---- The records
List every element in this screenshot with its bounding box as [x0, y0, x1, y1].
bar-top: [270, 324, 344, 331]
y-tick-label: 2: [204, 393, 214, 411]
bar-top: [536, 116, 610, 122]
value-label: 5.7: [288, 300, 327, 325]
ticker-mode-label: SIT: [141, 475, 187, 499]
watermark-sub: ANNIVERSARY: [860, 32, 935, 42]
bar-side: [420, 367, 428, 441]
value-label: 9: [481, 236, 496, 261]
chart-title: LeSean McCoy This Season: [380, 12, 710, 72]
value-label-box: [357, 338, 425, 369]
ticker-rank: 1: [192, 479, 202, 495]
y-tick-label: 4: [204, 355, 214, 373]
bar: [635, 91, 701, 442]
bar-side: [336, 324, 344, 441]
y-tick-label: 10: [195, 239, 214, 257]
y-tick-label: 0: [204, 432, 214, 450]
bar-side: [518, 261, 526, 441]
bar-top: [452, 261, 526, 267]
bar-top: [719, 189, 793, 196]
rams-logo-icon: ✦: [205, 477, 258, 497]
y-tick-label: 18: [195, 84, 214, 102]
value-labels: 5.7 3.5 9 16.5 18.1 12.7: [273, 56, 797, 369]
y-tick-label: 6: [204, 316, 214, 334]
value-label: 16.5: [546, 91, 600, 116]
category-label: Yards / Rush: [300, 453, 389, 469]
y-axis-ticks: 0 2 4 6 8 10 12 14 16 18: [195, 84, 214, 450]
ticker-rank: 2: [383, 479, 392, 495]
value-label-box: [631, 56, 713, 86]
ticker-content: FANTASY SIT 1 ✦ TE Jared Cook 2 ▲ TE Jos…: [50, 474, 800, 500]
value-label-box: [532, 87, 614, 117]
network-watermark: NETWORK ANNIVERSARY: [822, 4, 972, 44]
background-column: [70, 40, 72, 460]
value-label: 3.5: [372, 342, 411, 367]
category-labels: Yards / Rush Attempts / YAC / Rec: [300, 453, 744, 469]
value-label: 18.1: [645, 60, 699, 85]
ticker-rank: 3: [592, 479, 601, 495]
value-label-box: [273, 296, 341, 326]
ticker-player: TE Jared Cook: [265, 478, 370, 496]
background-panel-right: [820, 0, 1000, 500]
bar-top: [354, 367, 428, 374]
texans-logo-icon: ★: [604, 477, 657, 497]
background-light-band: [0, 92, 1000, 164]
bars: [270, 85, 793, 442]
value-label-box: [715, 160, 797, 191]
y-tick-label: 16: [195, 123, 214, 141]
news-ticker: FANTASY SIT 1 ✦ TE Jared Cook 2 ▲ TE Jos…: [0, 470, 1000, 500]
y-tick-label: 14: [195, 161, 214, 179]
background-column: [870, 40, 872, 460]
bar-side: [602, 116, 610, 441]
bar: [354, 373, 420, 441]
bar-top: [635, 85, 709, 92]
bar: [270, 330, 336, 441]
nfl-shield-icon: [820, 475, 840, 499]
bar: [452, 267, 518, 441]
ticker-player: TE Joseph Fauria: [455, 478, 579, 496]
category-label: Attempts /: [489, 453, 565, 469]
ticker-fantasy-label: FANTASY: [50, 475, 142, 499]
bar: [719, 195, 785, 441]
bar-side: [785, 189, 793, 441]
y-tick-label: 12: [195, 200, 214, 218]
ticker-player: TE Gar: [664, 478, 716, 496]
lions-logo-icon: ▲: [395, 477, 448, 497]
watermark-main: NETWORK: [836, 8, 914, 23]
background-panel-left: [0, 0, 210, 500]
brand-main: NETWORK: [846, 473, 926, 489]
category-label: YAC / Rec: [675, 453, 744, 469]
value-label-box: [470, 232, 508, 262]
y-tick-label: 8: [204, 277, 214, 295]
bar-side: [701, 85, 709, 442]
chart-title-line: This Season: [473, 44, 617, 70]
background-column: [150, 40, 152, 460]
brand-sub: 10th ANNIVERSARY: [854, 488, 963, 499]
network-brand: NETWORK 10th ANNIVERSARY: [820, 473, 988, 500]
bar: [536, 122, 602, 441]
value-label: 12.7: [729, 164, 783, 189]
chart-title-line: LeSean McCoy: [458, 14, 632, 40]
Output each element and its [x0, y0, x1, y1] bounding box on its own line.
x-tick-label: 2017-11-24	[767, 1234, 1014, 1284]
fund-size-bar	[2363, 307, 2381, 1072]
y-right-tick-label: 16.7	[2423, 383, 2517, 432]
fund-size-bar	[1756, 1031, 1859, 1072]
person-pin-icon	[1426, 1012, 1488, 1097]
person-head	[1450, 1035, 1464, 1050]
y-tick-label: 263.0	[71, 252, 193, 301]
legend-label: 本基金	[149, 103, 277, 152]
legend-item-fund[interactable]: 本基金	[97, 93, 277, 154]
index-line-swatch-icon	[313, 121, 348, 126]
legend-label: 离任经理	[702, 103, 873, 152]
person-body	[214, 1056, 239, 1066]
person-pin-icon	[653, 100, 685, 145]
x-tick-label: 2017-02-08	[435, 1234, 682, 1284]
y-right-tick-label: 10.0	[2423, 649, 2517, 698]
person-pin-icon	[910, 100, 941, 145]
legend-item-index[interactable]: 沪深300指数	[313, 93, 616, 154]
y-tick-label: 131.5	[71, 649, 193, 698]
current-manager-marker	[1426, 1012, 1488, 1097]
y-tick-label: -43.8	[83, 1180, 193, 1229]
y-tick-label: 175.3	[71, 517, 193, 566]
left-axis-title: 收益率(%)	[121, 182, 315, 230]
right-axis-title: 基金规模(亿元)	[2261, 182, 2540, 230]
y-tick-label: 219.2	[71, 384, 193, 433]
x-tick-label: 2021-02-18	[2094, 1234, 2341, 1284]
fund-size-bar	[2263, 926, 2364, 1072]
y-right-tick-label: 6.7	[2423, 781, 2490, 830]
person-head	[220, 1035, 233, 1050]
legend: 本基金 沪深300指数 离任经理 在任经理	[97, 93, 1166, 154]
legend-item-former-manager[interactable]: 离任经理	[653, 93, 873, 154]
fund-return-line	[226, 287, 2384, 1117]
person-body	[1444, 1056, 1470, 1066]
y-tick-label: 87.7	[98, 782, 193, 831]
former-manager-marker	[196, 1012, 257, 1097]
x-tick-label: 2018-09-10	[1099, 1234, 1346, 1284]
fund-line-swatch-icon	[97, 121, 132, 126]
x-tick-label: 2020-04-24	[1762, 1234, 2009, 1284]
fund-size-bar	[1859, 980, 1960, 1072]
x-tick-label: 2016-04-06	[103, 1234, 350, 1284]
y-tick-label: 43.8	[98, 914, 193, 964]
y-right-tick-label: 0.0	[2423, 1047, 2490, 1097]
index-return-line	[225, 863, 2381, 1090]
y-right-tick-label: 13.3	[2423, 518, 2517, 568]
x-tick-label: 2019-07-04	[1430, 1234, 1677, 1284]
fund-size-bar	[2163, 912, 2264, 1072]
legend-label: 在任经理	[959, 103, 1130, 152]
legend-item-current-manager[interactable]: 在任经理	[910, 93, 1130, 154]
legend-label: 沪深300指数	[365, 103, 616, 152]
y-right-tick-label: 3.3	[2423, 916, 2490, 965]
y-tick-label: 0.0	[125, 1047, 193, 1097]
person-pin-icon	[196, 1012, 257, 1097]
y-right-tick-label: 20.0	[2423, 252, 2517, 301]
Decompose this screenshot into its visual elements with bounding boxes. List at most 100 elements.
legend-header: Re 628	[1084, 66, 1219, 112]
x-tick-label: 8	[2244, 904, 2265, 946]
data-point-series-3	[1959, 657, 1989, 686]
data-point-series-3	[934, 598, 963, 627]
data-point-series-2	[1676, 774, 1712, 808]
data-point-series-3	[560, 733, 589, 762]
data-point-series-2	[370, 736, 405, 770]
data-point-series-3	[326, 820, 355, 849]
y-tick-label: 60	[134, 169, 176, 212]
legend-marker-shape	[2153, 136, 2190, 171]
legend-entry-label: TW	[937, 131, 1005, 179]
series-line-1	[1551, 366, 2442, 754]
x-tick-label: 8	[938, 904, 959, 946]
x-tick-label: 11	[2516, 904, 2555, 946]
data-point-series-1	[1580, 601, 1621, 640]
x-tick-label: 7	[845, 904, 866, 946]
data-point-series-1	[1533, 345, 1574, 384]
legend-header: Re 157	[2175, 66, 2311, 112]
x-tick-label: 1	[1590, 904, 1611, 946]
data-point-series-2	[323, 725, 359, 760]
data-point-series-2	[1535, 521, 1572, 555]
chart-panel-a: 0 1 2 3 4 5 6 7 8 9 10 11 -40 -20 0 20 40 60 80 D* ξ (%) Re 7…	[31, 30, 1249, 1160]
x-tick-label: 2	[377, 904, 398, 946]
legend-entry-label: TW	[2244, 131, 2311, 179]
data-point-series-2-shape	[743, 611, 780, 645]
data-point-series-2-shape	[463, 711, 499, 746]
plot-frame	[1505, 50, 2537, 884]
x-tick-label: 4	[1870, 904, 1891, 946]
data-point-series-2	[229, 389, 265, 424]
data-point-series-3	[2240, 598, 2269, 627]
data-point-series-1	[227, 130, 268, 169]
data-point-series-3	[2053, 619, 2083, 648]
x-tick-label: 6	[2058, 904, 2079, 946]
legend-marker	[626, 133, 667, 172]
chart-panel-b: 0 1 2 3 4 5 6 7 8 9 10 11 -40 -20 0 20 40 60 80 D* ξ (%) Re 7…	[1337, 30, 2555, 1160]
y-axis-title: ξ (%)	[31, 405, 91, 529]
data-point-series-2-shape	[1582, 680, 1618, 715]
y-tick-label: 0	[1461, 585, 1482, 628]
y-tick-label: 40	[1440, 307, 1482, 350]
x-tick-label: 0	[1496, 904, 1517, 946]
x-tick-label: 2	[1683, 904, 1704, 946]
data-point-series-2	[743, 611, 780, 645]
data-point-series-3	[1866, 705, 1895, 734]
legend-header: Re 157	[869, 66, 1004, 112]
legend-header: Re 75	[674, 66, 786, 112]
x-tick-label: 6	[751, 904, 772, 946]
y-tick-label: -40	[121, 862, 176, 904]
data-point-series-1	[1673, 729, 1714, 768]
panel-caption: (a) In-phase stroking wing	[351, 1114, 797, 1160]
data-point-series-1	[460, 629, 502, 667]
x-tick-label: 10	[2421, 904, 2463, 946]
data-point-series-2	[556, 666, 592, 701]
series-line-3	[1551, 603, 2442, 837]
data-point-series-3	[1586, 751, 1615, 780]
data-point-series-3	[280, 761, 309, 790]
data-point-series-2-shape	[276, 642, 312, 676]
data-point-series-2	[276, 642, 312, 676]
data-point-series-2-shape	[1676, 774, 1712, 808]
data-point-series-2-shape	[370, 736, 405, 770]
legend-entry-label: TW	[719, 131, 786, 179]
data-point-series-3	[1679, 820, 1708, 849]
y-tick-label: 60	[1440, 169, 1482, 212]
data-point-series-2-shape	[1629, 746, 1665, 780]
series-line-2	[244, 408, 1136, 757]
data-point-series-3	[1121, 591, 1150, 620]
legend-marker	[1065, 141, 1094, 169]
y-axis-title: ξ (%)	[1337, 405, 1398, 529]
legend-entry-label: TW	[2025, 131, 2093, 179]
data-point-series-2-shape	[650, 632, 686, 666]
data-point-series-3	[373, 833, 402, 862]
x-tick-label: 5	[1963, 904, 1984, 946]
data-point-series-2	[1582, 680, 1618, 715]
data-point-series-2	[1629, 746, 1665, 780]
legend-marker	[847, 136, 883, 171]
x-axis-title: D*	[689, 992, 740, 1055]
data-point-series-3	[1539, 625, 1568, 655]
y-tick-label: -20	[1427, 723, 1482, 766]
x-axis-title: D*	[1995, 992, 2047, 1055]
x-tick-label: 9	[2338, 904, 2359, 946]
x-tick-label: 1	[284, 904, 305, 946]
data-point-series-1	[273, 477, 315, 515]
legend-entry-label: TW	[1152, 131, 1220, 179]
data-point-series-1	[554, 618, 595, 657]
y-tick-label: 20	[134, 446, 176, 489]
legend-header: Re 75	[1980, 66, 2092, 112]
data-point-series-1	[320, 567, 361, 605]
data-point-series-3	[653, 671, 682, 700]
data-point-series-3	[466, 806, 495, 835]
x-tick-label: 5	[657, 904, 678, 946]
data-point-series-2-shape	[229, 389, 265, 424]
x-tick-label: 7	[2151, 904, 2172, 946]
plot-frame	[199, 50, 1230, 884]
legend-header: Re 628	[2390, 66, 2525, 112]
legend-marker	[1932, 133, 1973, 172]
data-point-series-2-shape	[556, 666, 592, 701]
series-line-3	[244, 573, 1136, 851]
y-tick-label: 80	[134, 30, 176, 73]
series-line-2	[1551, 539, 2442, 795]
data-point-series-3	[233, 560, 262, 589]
--------
Aim of the exercise>
Print the records exactly as they appear, starting at the first line and ending at the line that contains "category-label: Yards /", with both ends included.

Written response>
List every element in this screenshot with its bounding box as [x0, y0, x1, y1].
bar-top: [270, 324, 344, 331]
y-tick-label: 2: [204, 393, 214, 411]
bar-top: [536, 116, 610, 122]
value-label: 5.7: [288, 300, 327, 325]
ticker-mode-label: SIT: [141, 475, 187, 499]
watermark-sub: ANNIVERSARY: [860, 32, 935, 42]
bar-side: [420, 367, 428, 441]
value-label: 9: [481, 236, 496, 261]
chart-title: LeSean McCoy This Season: [380, 12, 710, 72]
value-label-box: [357, 338, 425, 369]
ticker-rank: 1: [192, 479, 202, 495]
y-tick-label: 4: [204, 355, 214, 373]
bar: [635, 91, 701, 442]
bar-side: [336, 324, 344, 441]
y-tick-label: 10: [195, 239, 214, 257]
y-tick-label: 0: [204, 432, 214, 450]
bar-side: [518, 261, 526, 441]
bar-top: [452, 261, 526, 267]
bar-top: [719, 189, 793, 196]
rams-logo-icon: ✦: [205, 477, 258, 497]
y-tick-label: 18: [195, 84, 214, 102]
value-labels: 5.7 3.5 9 16.5 18.1 12.7: [273, 56, 797, 369]
y-tick-label: 6: [204, 316, 214, 334]
value-label: 16.5: [546, 91, 600, 116]
category-label: Yards / Rush: [300, 453, 389, 469]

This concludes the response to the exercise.